Written request
Switch "star-rating" to "stars-display" everywhere in the rows from the first one through the line containing "gold-coin-icon: [306, 276, 332, 302]", both included. Give those lines again with nothing else changed.

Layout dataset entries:
==============================

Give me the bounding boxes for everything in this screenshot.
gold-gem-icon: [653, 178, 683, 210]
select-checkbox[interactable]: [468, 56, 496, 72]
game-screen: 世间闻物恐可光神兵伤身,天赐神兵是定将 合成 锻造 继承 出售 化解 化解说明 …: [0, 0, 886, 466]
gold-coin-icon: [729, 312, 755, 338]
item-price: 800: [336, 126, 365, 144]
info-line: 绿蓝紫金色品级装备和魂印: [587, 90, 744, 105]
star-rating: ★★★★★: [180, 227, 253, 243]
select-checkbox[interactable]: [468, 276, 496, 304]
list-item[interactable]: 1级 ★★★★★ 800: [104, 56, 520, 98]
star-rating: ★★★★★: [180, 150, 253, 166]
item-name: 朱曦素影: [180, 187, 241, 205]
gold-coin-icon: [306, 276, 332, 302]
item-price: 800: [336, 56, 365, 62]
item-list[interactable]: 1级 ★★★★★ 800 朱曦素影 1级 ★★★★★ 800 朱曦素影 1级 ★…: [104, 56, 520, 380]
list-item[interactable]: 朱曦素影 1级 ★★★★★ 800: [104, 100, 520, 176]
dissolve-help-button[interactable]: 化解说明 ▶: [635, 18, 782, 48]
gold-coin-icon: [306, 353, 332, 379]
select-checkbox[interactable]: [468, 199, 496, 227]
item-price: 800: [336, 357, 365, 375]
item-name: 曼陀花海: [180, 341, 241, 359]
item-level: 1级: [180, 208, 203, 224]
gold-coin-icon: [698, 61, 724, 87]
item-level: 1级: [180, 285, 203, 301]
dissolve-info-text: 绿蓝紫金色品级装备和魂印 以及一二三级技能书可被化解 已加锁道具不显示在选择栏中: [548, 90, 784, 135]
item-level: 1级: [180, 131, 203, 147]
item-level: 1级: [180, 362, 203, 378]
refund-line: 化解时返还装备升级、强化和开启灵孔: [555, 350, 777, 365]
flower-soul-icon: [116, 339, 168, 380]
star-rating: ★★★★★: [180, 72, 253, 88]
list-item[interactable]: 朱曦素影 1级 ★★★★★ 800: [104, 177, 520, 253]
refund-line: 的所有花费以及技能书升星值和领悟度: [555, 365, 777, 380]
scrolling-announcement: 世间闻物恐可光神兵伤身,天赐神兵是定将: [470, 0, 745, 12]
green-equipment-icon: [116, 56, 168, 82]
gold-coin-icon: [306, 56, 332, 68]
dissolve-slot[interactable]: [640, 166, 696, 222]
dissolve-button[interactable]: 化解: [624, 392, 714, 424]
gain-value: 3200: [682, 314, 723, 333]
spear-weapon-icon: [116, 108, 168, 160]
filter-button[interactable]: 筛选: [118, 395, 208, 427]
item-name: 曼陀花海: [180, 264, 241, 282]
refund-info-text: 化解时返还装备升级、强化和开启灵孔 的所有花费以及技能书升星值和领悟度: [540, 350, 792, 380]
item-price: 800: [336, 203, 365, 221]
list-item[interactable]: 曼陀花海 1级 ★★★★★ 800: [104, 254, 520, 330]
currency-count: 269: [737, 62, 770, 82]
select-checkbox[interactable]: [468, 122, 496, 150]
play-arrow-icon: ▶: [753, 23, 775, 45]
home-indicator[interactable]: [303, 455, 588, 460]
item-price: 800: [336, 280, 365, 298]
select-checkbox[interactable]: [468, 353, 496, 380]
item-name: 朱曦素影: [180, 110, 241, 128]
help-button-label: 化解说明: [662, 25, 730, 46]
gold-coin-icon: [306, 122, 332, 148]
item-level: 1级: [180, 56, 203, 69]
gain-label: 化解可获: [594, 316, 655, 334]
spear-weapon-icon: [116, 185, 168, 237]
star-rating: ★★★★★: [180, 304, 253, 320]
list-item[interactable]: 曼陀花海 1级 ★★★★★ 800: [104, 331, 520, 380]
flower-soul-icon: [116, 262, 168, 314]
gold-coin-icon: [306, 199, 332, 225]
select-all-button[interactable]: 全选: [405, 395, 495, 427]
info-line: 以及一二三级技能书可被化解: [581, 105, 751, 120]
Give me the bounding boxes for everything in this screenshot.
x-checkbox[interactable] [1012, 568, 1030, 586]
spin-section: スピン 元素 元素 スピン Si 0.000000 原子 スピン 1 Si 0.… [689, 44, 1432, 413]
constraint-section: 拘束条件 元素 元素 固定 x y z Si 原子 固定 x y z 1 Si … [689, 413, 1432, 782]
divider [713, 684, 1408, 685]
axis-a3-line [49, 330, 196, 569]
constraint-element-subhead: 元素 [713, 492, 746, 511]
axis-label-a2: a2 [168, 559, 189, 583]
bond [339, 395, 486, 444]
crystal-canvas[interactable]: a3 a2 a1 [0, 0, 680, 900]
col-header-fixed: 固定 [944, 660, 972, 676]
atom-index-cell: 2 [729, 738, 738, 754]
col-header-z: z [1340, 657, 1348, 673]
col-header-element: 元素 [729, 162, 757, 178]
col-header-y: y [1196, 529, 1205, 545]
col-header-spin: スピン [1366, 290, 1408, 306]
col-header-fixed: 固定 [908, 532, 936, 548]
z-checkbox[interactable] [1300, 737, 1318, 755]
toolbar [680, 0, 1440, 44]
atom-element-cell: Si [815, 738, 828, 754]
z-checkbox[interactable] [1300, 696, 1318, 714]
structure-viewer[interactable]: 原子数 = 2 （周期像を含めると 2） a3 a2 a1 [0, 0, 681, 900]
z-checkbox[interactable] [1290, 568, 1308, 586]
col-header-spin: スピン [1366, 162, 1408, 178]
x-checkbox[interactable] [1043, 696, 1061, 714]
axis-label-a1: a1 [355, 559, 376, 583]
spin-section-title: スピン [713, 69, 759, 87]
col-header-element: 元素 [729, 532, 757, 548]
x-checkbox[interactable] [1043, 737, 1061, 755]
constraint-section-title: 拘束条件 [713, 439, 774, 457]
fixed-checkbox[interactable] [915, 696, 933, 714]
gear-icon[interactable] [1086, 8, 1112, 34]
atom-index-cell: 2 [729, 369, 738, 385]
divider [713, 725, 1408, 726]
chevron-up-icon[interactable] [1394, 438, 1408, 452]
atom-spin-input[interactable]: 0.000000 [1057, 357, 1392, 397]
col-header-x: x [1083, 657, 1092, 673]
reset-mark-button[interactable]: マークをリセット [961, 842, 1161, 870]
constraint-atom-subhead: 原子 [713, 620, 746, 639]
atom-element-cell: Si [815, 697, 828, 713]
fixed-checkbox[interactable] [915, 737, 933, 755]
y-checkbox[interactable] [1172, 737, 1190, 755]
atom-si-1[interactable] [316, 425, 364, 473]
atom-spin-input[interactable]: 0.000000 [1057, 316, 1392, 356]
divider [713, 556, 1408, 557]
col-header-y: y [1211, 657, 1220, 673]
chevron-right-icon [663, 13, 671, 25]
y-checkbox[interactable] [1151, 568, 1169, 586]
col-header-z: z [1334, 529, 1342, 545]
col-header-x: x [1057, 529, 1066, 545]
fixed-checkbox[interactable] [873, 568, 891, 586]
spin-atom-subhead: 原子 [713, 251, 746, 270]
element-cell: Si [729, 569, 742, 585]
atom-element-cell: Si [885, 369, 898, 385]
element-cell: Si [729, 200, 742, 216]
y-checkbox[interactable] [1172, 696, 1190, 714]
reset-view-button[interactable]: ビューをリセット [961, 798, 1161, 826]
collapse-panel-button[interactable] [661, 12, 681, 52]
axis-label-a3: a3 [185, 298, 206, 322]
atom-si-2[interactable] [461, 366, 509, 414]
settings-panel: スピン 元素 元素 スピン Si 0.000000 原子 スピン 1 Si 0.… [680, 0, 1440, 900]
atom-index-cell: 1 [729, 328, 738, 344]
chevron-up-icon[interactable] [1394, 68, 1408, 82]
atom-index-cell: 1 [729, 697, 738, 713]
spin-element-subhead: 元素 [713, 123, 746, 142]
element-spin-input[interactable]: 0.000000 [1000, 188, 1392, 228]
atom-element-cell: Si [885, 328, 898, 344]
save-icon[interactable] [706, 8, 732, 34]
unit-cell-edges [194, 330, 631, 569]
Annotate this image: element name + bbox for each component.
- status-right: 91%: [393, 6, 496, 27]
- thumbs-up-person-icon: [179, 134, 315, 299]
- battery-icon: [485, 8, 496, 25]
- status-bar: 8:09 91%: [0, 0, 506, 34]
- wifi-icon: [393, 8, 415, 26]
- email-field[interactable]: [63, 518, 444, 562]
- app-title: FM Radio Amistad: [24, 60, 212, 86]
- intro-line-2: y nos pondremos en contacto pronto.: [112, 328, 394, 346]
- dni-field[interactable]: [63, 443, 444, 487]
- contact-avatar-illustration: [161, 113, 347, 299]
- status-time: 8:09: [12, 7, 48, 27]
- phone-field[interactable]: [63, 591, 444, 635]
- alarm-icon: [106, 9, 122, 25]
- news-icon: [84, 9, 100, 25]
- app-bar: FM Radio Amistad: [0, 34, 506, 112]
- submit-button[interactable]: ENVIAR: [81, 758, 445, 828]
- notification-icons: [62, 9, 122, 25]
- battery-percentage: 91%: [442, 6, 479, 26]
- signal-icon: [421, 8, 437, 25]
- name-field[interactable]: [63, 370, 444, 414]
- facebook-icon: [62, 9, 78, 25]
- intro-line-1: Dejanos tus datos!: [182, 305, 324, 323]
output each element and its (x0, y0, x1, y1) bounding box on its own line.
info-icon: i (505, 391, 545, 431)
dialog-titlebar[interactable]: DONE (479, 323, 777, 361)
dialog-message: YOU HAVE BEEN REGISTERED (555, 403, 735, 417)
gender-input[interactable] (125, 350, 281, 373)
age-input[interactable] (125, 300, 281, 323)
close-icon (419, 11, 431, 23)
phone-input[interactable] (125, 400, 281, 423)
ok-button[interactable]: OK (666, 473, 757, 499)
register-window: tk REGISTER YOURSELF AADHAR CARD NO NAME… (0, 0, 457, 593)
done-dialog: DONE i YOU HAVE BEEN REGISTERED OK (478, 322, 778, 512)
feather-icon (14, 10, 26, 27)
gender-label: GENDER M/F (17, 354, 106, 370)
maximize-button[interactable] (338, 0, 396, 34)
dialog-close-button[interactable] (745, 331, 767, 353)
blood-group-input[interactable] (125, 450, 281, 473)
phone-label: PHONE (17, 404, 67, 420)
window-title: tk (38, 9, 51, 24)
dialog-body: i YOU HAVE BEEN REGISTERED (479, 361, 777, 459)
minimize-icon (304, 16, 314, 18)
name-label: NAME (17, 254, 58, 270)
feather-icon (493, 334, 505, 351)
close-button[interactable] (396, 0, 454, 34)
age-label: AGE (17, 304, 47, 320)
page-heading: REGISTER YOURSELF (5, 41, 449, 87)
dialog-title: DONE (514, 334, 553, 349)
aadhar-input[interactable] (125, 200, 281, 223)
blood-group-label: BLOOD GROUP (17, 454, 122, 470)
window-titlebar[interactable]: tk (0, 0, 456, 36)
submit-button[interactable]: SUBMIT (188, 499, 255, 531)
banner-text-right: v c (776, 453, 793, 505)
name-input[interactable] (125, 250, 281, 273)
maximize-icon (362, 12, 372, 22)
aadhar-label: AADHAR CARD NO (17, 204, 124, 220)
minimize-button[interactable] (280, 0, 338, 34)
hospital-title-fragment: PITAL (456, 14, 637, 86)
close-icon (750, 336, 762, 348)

==============================

Complete answer
Give me the bounding boxes for everything in this screenshot.
gold-gem-icon: [653, 178, 683, 210]
select-checkbox[interactable]: [468, 56, 496, 72]
game-screen: 世间闻物恐可光神兵伤身,天赐神兵是定将 合成 锻造 继承 出售 化解 化解说明 …: [0, 0, 886, 466]
gold-coin-icon: [729, 312, 755, 338]
item-price: 800: [336, 126, 365, 144]
info-line: 绿蓝紫金色品级装备和魂印: [587, 90, 744, 105]
stars-display: ★★★★★: [180, 227, 253, 243]
select-checkbox[interactable]: [468, 276, 496, 304]
list-item[interactable]: 1级 ★★★★★ 800: [104, 56, 520, 98]
stars-display: ★★★★★: [180, 150, 253, 166]
item-name: 朱曦素影: [180, 187, 241, 205]
gold-coin-icon: [306, 276, 332, 302]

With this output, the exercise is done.